Quote the entries in full, character for character, without their images.
[BEGIN]
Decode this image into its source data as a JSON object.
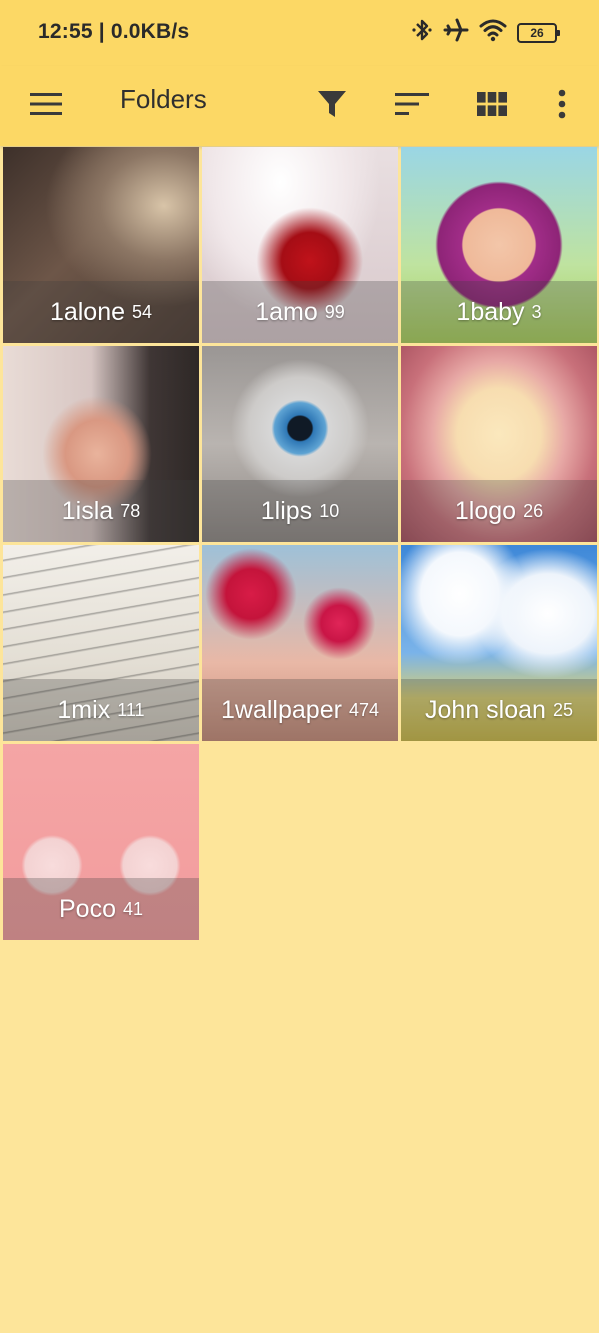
{
  "status_bar": {
    "time": "12:55",
    "speed": "0.0KB/s",
    "battery": "26",
    "icons": [
      "bluetooth-icon",
      "airplane-icon",
      "wifi-icon",
      "battery-icon"
    ]
  },
  "app_bar": {
    "title": "Folders",
    "icons": [
      "menu-icon",
      "filter-icon",
      "sort-icon",
      "grid-view-icon",
      "more-icon"
    ]
  },
  "folders": [
    {
      "name": "1alone",
      "count": "54"
    },
    {
      "name": "1amo",
      "count": "99"
    },
    {
      "name": "1baby",
      "count": "3"
    },
    {
      "name": "1isla",
      "count": "78"
    },
    {
      "name": "1lips",
      "count": "10"
    },
    {
      "name": "1logo",
      "count": "26"
    },
    {
      "name": "1mix",
      "count": "111"
    },
    {
      "name": "1wallpaper",
      "count": "474"
    },
    {
      "name": "John sloan",
      "count": "25"
    },
    {
      "name": "Poco",
      "count": "41"
    }
  ],
  "colors": {
    "background": "#FDE59A",
    "app_bar": "#FCD865",
    "icon": "#3a3a3a"
  }
}
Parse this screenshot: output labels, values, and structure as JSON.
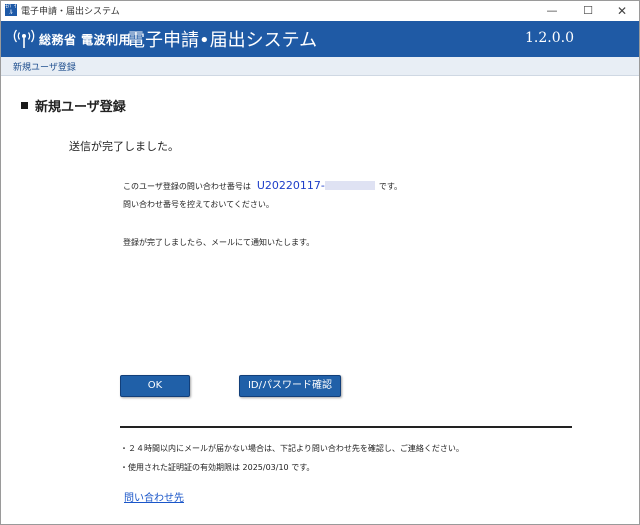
{
  "window": {
    "title": "電子申請・届出システム",
    "app_icon_text": "ﾓﾊﾞｲﾙ",
    "minimize_glyph": "—",
    "maximize_glyph": "☐",
    "close_glyph": "✕"
  },
  "header": {
    "ministry": "総務省 電波利用",
    "system_title": "電子申請•届出システム",
    "version": "1.2.0.0",
    "background_color": "#1f5aa5"
  },
  "breadcrumb": "新規ユーザ登録",
  "section_title": "新規ユーザ登録",
  "complete_message": "送信が完了しました。",
  "inquiry": {
    "prefix": "このユーザ登録の問い合わせ番号は",
    "number_visible": "U20220117-",
    "suffix": "です。",
    "number_color": "#1e3ec8"
  },
  "keep_notice": "問い合わせ番号を控えておいてください。",
  "notify_notice": "登録が完了しましたら、メールにて通知いたします。",
  "buttons": {
    "ok": "OK",
    "id_password": "ID/パスワード確認"
  },
  "notes": [
    "・２４時間以内にメールが届かない場合は、下記より問い合わせ先を確認し、ご連絡ください。",
    "・使用された証明証の有効期限は 2025/03/10 です。"
  ],
  "contact_link": "問い合わせ先",
  "icons": {
    "app": "app-icon",
    "antenna": "antenna-icon"
  }
}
[END]
● **Full answer**
Decode this image into its source data as a JSON object.
{
  "status_bar": {
    "time": "12:55",
    "speed": "0.0KB/s",
    "battery": "26",
    "icons": [
      "bluetooth-icon",
      "airplane-icon",
      "wifi-icon",
      "battery-icon"
    ]
  },
  "app_bar": {
    "title": "Folders",
    "icons": [
      "menu-icon",
      "filter-icon",
      "sort-icon",
      "grid-view-icon",
      "more-icon"
    ]
  },
  "folders": [
    {
      "name": "1alone",
      "count": "54"
    },
    {
      "name": "1amo",
      "count": "99"
    },
    {
      "name": "1baby",
      "count": "3"
    },
    {
      "name": "1isla",
      "count": "78"
    },
    {
      "name": "1lips",
      "count": "10"
    },
    {
      "name": "1logo",
      "count": "26"
    },
    {
      "name": "1mix",
      "count": "111"
    },
    {
      "name": "1wallpaper",
      "count": "474"
    },
    {
      "name": "John sloan",
      "count": "25"
    },
    {
      "name": "Poco",
      "count": "41"
    }
  ],
  "colors": {
    "background": "#FDE59A",
    "app_bar": "#FCD865",
    "icon": "#3a3a3a"
  }
}
Parse this screenshot: output labels, values, and structure as JSON.
{
  "window": {
    "title": "電子申請・届出システム",
    "app_icon_text": "ﾓﾊﾞｲﾙ",
    "minimize_glyph": "—",
    "maximize_glyph": "☐",
    "close_glyph": "✕"
  },
  "header": {
    "ministry": "総務省 電波利用",
    "system_title": "電子申請•届出システム",
    "version": "1.2.0.0",
    "background_color": "#1f5aa5"
  },
  "breadcrumb": "新規ユーザ登録",
  "section_title": "新規ユーザ登録",
  "complete_message": "送信が完了しました。",
  "inquiry": {
    "prefix": "このユーザ登録の問い合わせ番号は",
    "number_visible": "U20220117-",
    "suffix": "です。",
    "number_color": "#1e3ec8"
  },
  "keep_notice": "問い合わせ番号を控えておいてください。",
  "notify_notice": "登録が完了しましたら、メールにて通知いたします。",
  "buttons": {
    "ok": "OK",
    "id_password": "ID/パスワード確認"
  },
  "notes": [
    "・２４時間以内にメールが届かない場合は、下記より問い合わせ先を確認し、ご連絡ください。",
    "・使用された証明証の有効期限は 2025/03/10 です。"
  ],
  "contact_link": "問い合わせ先",
  "icons": {
    "app": "app-icon",
    "antenna": "antenna-icon"
  }
}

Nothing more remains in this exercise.